◆ **What is needed**: Write out the material again exactly, please, and omit the pictures.
####
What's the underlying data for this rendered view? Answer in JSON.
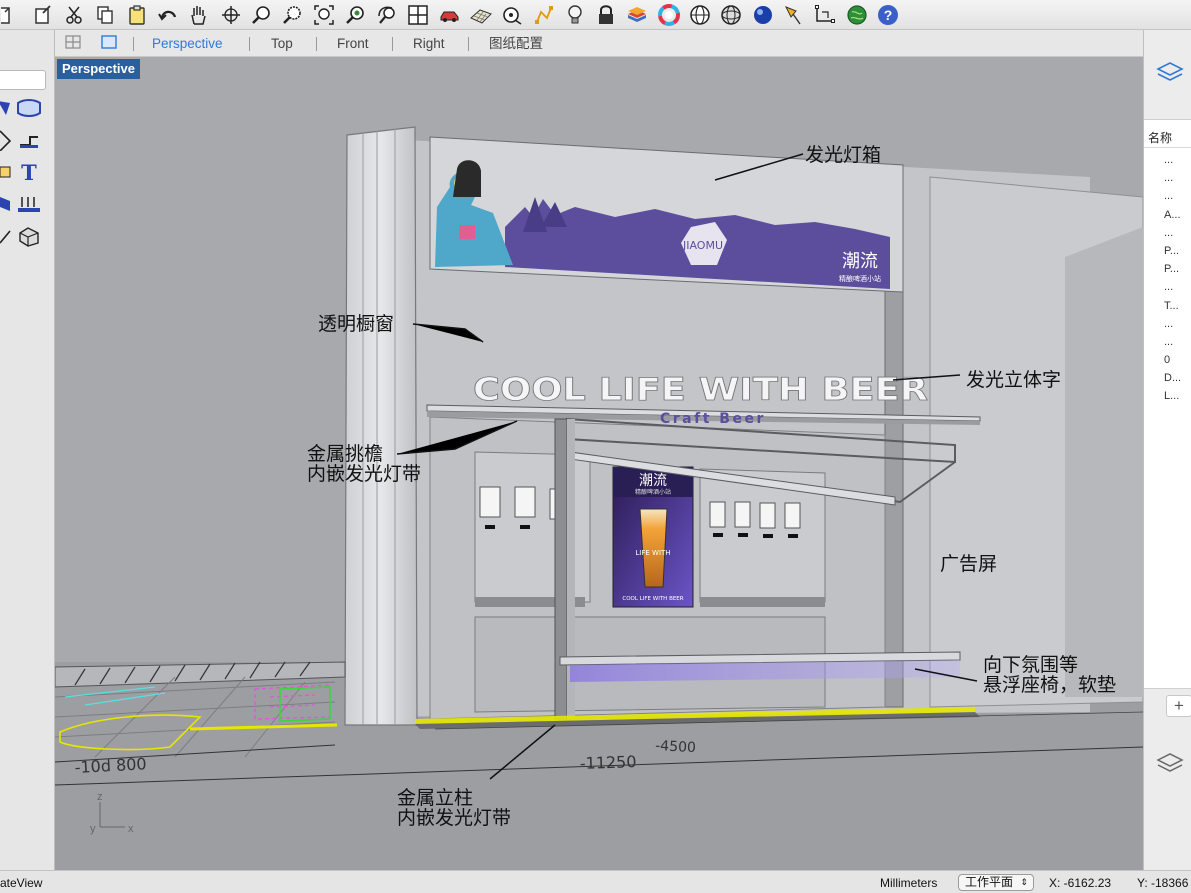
{
  "toolbar": {
    "icons": [
      "page-icon",
      "new-doc-icon",
      "cut-icon",
      "copy-icon",
      "paste-icon",
      "undo-icon",
      "pan-hand-icon",
      "rotate-view-icon",
      "zoom-icon",
      "zoom-window-icon",
      "zoom-extents-icon",
      "zoom-selected-icon",
      "rotate-camera-icon",
      "four-viewports-icon",
      "car-icon",
      "grid-plane-icon",
      "target-icon",
      "points-icon",
      "light-bulb-icon",
      "lock-icon",
      "layers-book-icon",
      "color-wheel-icon",
      "sphere-wire-icon",
      "mesh-sphere-icon",
      "render-sphere-icon",
      "pen-icon",
      "gumball-icon",
      "globe-icon",
      "help-icon"
    ]
  },
  "view_tabs": {
    "items": [
      "Perspective",
      "Top",
      "Front",
      "Right",
      "图纸配置"
    ],
    "active": "Perspective"
  },
  "viewport": {
    "label": "Perspective",
    "axis": {
      "z": "z",
      "y": "y",
      "x": "x"
    },
    "dimensions": [
      "-10d 800",
      "-4500",
      "-11250"
    ]
  },
  "scene": {
    "logo_text": "潮流",
    "logo_subtext": "精酿啤酒小站",
    "emblem_text": "JIAOMU",
    "headline": "COOL LIFE WITH BEER",
    "subline": "Craft Beer",
    "screen_logo": "潮流",
    "screen_sub": "精酿啤酒小站",
    "screen_mid": "LIFE WITH",
    "screen_bottom": "COOL LIFE WITH BEER"
  },
  "annotations": {
    "lightbox": "发光灯箱",
    "window": "透明橱窗",
    "letters": "发光立体字",
    "canopy_1": "金属挑檐",
    "canopy_2": "内嵌发光灯带",
    "ad_screen": "广告屏",
    "seat_1": "向下氛围等",
    "seat_2": "悬浮座椅，软垫",
    "pillar_1": "金属立柱",
    "pillar_2": "内嵌发光灯带"
  },
  "layers_panel": {
    "header": "名称",
    "rows": [
      "...",
      "...",
      "...",
      "A...",
      "...",
      "P...",
      "P...",
      "...",
      "T...",
      "...",
      "...",
      "0",
      "D...",
      "L..."
    ],
    "add_label": "+"
  },
  "statusbar": {
    "left": "ateView",
    "units": "Millimeters",
    "cplane": "工作平面",
    "x": "X: -6162.23",
    "y": "Y: -18366"
  },
  "colors": {
    "viewport_bg": "#a7a9ac",
    "active_tab": "#2f7ad6",
    "label_bg": "#2a5f9e",
    "banner_purple": "#5c4e9c",
    "glow_yellow": "#e6e600",
    "glow_purple": "#7b67d6"
  }
}
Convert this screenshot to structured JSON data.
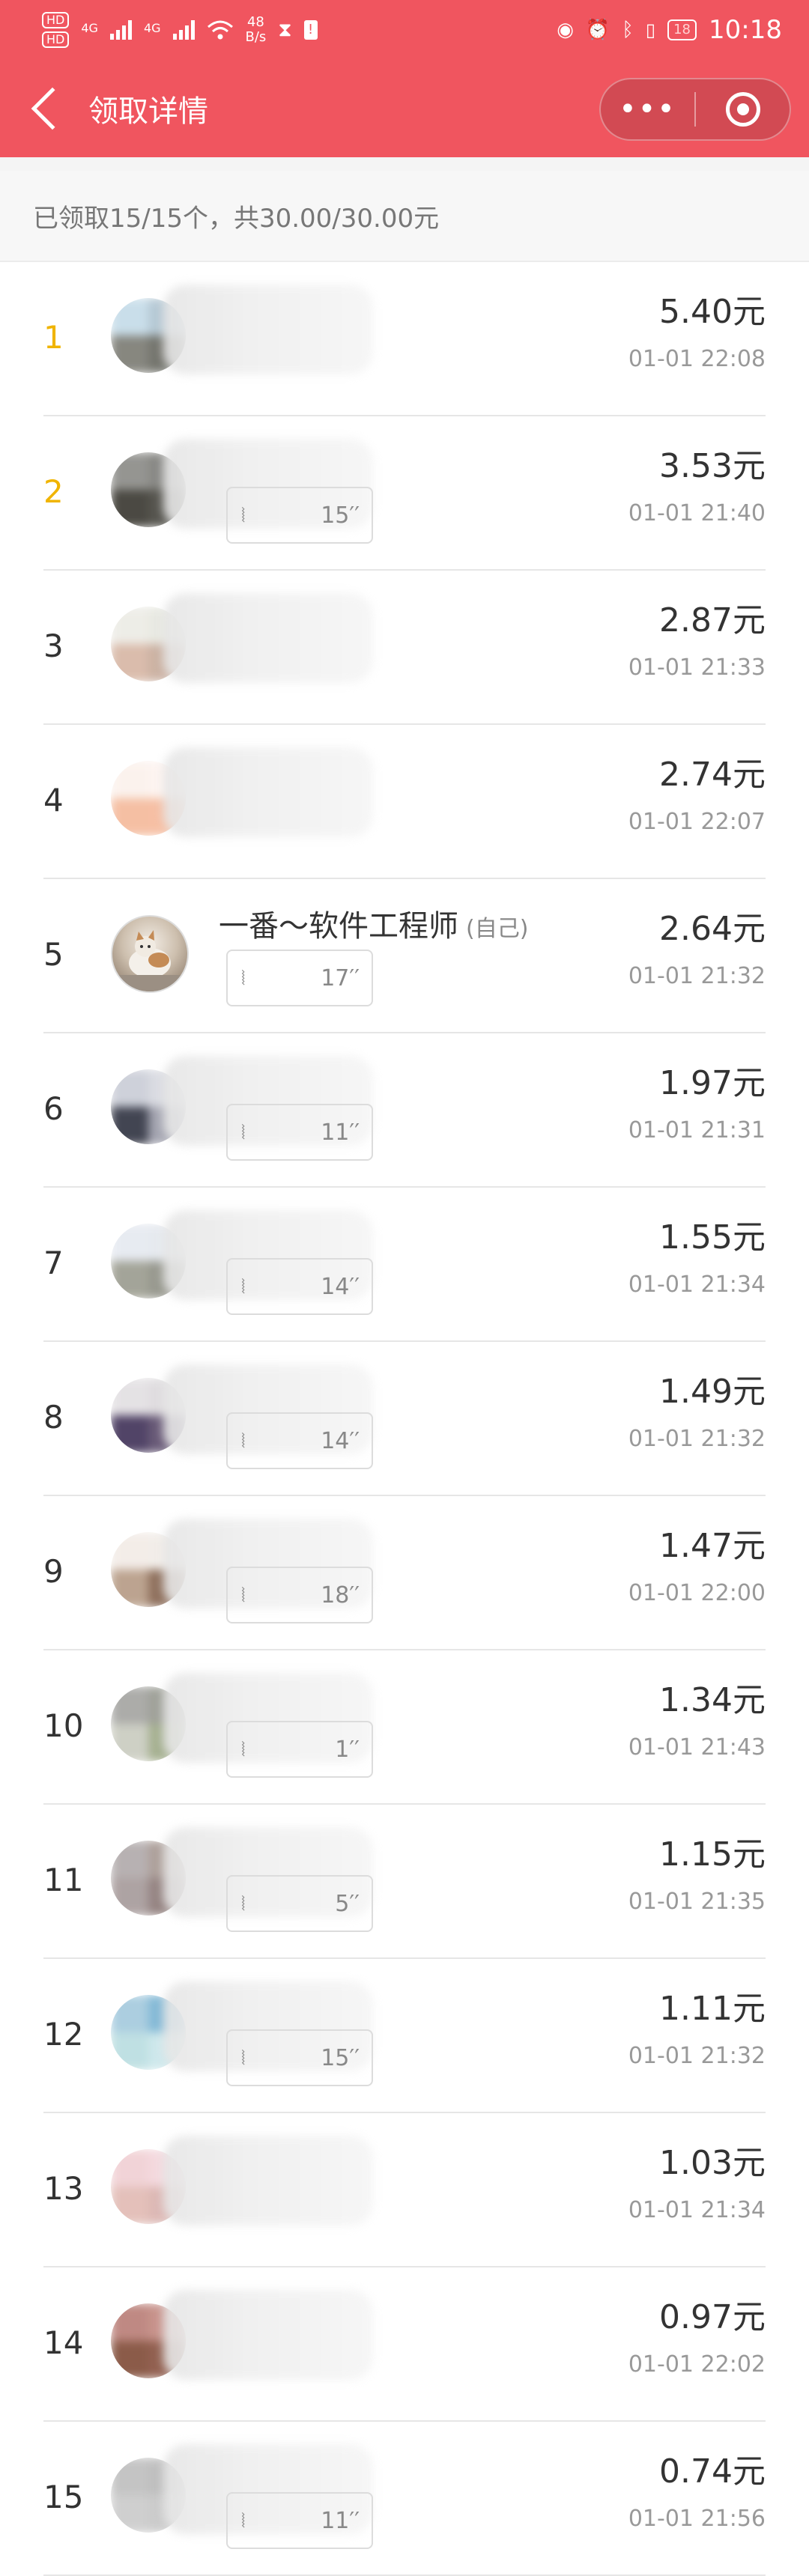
####
◆ **Exercise answer**:
What's the underlying data for this rendered view? Answer in JSON.
{
  "toolbar": {
    "icons": [
      "page-icon",
      "new-doc-icon",
      "cut-icon",
      "copy-icon",
      "paste-icon",
      "undo-icon",
      "pan-hand-icon",
      "rotate-view-icon",
      "zoom-icon",
      "zoom-window-icon",
      "zoom-extents-icon",
      "zoom-selected-icon",
      "rotate-camera-icon",
      "four-viewports-icon",
      "car-icon",
      "grid-plane-icon",
      "target-icon",
      "points-icon",
      "light-bulb-icon",
      "lock-icon",
      "layers-book-icon",
      "color-wheel-icon",
      "sphere-wire-icon",
      "mesh-sphere-icon",
      "render-sphere-icon",
      "pen-icon",
      "gumball-icon",
      "globe-icon",
      "help-icon"
    ]
  },
  "view_tabs": {
    "items": [
      "Perspective",
      "Top",
      "Front",
      "Right",
      "图纸配置"
    ],
    "active": "Perspective"
  },
  "viewport": {
    "label": "Perspective",
    "axis": {
      "z": "z",
      "y": "y",
      "x": "x"
    },
    "dimensions": [
      "-10d 800",
      "-4500",
      "-11250"
    ]
  },
  "scene": {
    "logo_text": "潮流",
    "logo_subtext": "精酿啤酒小站",
    "emblem_text": "JIAOMU",
    "headline": "COOL LIFE WITH BEER",
    "subline": "Craft Beer",
    "screen_logo": "潮流",
    "screen_sub": "精酿啤酒小站",
    "screen_mid": "LIFE WITH",
    "screen_bottom": "COOL LIFE WITH BEER"
  },
  "annotations": {
    "lightbox": "发光灯箱",
    "window": "透明橱窗",
    "letters": "发光立体字",
    "canopy_1": "金属挑檐",
    "canopy_2": "内嵌发光灯带",
    "ad_screen": "广告屏",
    "seat_1": "向下氛围等",
    "seat_2": "悬浮座椅，软垫",
    "pillar_1": "金属立柱",
    "pillar_2": "内嵌发光灯带"
  },
  "layers_panel": {
    "header": "名称",
    "rows": [
      "...",
      "...",
      "...",
      "A...",
      "...",
      "P...",
      "P...",
      "...",
      "T...",
      "...",
      "...",
      "0",
      "D...",
      "L..."
    ],
    "add_label": "+"
  },
  "statusbar": {
    "left": "ateView",
    "units": "Millimeters",
    "cplane": "工作平面",
    "x": "X: -6162.23",
    "y": "Y: -18366"
  },
  "colors": {
    "viewport_bg": "#a7a9ac",
    "active_tab": "#2f7ad6",
    "label_bg": "#2a5f9e",
    "banner_purple": "#5c4e9c",
    "glow_yellow": "#e6e600",
    "glow_purple": "#7b67d6"
  }
}
Convert this screenshot to structured JSON data.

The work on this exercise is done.